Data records
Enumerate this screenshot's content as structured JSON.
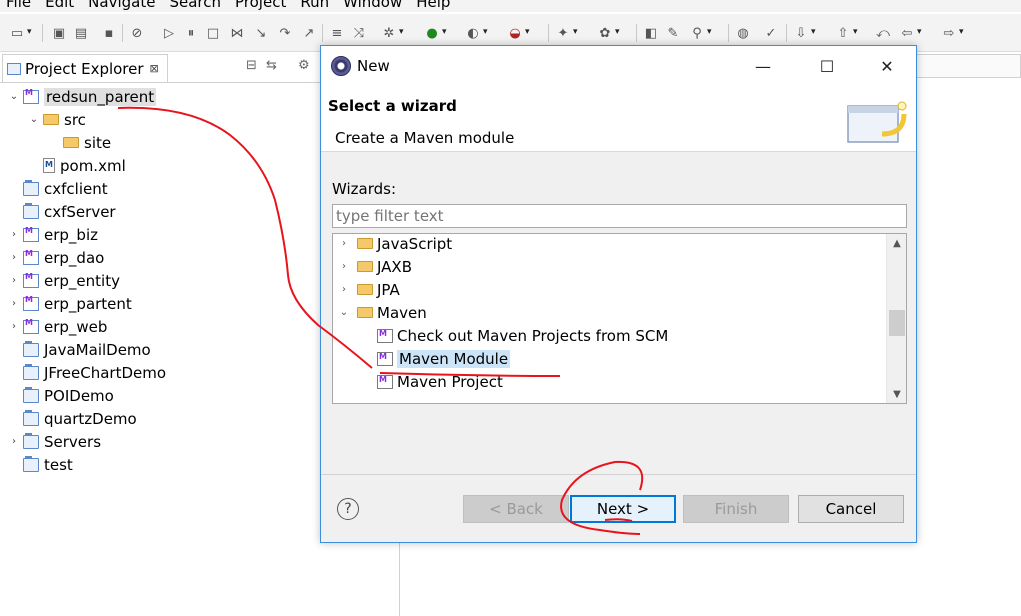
{
  "menubar": {
    "items": [
      "File",
      "Edit",
      "Navigate",
      "Search",
      "Project",
      "Run",
      "Window",
      "Help"
    ]
  },
  "explorer": {
    "tab_title": "Project Explorer",
    "tab_close": "⊠",
    "tree": [
      {
        "label": "redsun_parent",
        "icon": "maven-project-icon",
        "twisty": "⌄",
        "depth": 0,
        "selected": true
      },
      {
        "label": "src",
        "icon": "folder-icon",
        "twisty": "⌄",
        "depth": 1
      },
      {
        "label": "site",
        "icon": "folder-icon",
        "twisty": "",
        "depth": 2
      },
      {
        "label": "pom.xml",
        "icon": "pom-file-icon",
        "twisty": "",
        "depth": 1
      },
      {
        "label": "cxfclient",
        "icon": "project-icon",
        "twisty": "",
        "depth": 0
      },
      {
        "label": "cxfServer",
        "icon": "project-icon",
        "twisty": "",
        "depth": 0
      },
      {
        "label": "erp_biz",
        "icon": "maven-project-icon",
        "twisty": "›",
        "depth": 0
      },
      {
        "label": "erp_dao",
        "icon": "maven-project-icon",
        "twisty": "›",
        "depth": 0
      },
      {
        "label": "erp_entity",
        "icon": "maven-project-icon",
        "twisty": "›",
        "depth": 0
      },
      {
        "label": "erp_partent",
        "icon": "maven-project-icon",
        "twisty": "›",
        "depth": 0
      },
      {
        "label": "erp_web",
        "icon": "maven-project-icon",
        "twisty": "›",
        "depth": 0
      },
      {
        "label": "JavaMailDemo",
        "icon": "project-icon",
        "twisty": "",
        "depth": 0
      },
      {
        "label": "JFreeChartDemo",
        "icon": "project-icon",
        "twisty": "",
        "depth": 0
      },
      {
        "label": "POIDemo",
        "icon": "project-icon",
        "twisty": "",
        "depth": 0
      },
      {
        "label": "quartzDemo",
        "icon": "project-icon",
        "twisty": "",
        "depth": 0
      },
      {
        "label": "Servers",
        "icon": "project-icon",
        "twisty": "›",
        "depth": 0
      },
      {
        "label": "test",
        "icon": "project-icon",
        "twisty": "",
        "depth": 0
      }
    ]
  },
  "dialog": {
    "title": "New",
    "header_title": "Select a wizard",
    "header_desc": "Create a Maven module",
    "wizards_label": "Wizards:",
    "filter_placeholder": "type filter text",
    "list": [
      {
        "label": "JavaScript",
        "icon": "folder-icon",
        "twisty": "›",
        "depth": 0
      },
      {
        "label": "JAXB",
        "icon": "folder-icon",
        "twisty": "›",
        "depth": 0
      },
      {
        "label": "JPA",
        "icon": "folder-icon",
        "twisty": "›",
        "depth": 0
      },
      {
        "label": "Maven",
        "icon": "folder-icon",
        "twisty": "⌄",
        "depth": 0
      },
      {
        "label": "Check out Maven Projects from SCM",
        "icon": "maven-wizard-icon",
        "twisty": "",
        "depth": 1
      },
      {
        "label": "Maven Module",
        "icon": "maven-wizard-icon",
        "twisty": "",
        "depth": 1,
        "selected": true
      },
      {
        "label": "Maven Project",
        "icon": "maven-wizard-icon",
        "twisty": "",
        "depth": 1
      }
    ],
    "buttons": {
      "help": "?",
      "back": "< Back",
      "next": "Next >",
      "finish": "Finish",
      "cancel": "Cancel"
    },
    "window_controls": {
      "minimize": "—",
      "maximize": "☐",
      "close": "✕"
    }
  },
  "colors": {
    "accent": "#0078d7",
    "annotation": "#e8141c",
    "selection": "#cce4f7"
  }
}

Exercise aim:
The data above should be repeated exactly, minus any pictures.

Answer to the problem:
Enumerate this screenshot's content as structured JSON.
{
  "menubar": {
    "items": [
      "File",
      "Edit",
      "Navigate",
      "Search",
      "Project",
      "Run",
      "Window",
      "Help"
    ]
  },
  "explorer": {
    "tab_title": "Project Explorer",
    "tab_close": "⊠",
    "tree": [
      {
        "label": "redsun_parent",
        "icon": "maven-project-icon",
        "twisty": "⌄",
        "depth": 0,
        "selected": true
      },
      {
        "label": "src",
        "icon": "folder-icon",
        "twisty": "⌄",
        "depth": 1
      },
      {
        "label": "site",
        "icon": "folder-icon",
        "twisty": "",
        "depth": 2
      },
      {
        "label": "pom.xml",
        "icon": "pom-file-icon",
        "twisty": "",
        "depth": 1
      },
      {
        "label": "cxfclient",
        "icon": "project-icon",
        "twisty": "",
        "depth": 0
      },
      {
        "label": "cxfServer",
        "icon": "project-icon",
        "twisty": "",
        "depth": 0
      },
      {
        "label": "erp_biz",
        "icon": "maven-project-icon",
        "twisty": "›",
        "depth": 0
      },
      {
        "label": "erp_dao",
        "icon": "maven-project-icon",
        "twisty": "›",
        "depth": 0
      },
      {
        "label": "erp_entity",
        "icon": "maven-project-icon",
        "twisty": "›",
        "depth": 0
      },
      {
        "label": "erp_partent",
        "icon": "maven-project-icon",
        "twisty": "›",
        "depth": 0
      },
      {
        "label": "erp_web",
        "icon": "maven-project-icon",
        "twisty": "›",
        "depth": 0
      },
      {
        "label": "JavaMailDemo",
        "icon": "project-icon",
        "twisty": "",
        "depth": 0
      },
      {
        "label": "JFreeChartDemo",
        "icon": "project-icon",
        "twisty": "",
        "depth": 0
      },
      {
        "label": "POIDemo",
        "icon": "project-icon",
        "twisty": "",
        "depth": 0
      },
      {
        "label": "quartzDemo",
        "icon": "project-icon",
        "twisty": "",
        "depth": 0
      },
      {
        "label": "Servers",
        "icon": "project-icon",
        "twisty": "›",
        "depth": 0
      },
      {
        "label": "test",
        "icon": "project-icon",
        "twisty": "",
        "depth": 0
      }
    ]
  },
  "dialog": {
    "title": "New",
    "header_title": "Select a wizard",
    "header_desc": "Create a Maven module",
    "wizards_label": "Wizards:",
    "filter_placeholder": "type filter text",
    "list": [
      {
        "label": "JavaScript",
        "icon": "folder-icon",
        "twisty": "›",
        "depth": 0
      },
      {
        "label": "JAXB",
        "icon": "folder-icon",
        "twisty": "›",
        "depth": 0
      },
      {
        "label": "JPA",
        "icon": "folder-icon",
        "twisty": "›",
        "depth": 0
      },
      {
        "label": "Maven",
        "icon": "folder-icon",
        "twisty": "⌄",
        "depth": 0
      },
      {
        "label": "Check out Maven Projects from SCM",
        "icon": "maven-wizard-icon",
        "twisty": "",
        "depth": 1
      },
      {
        "label": "Maven Module",
        "icon": "maven-wizard-icon",
        "twisty": "",
        "depth": 1,
        "selected": true
      },
      {
        "label": "Maven Project",
        "icon": "maven-wizard-icon",
        "twisty": "",
        "depth": 1
      }
    ],
    "buttons": {
      "help": "?",
      "back": "< Back",
      "next": "Next >",
      "finish": "Finish",
      "cancel": "Cancel"
    },
    "window_controls": {
      "minimize": "—",
      "maximize": "☐",
      "close": "✕"
    }
  },
  "colors": {
    "accent": "#0078d7",
    "annotation": "#e8141c",
    "selection": "#cce4f7"
  }
}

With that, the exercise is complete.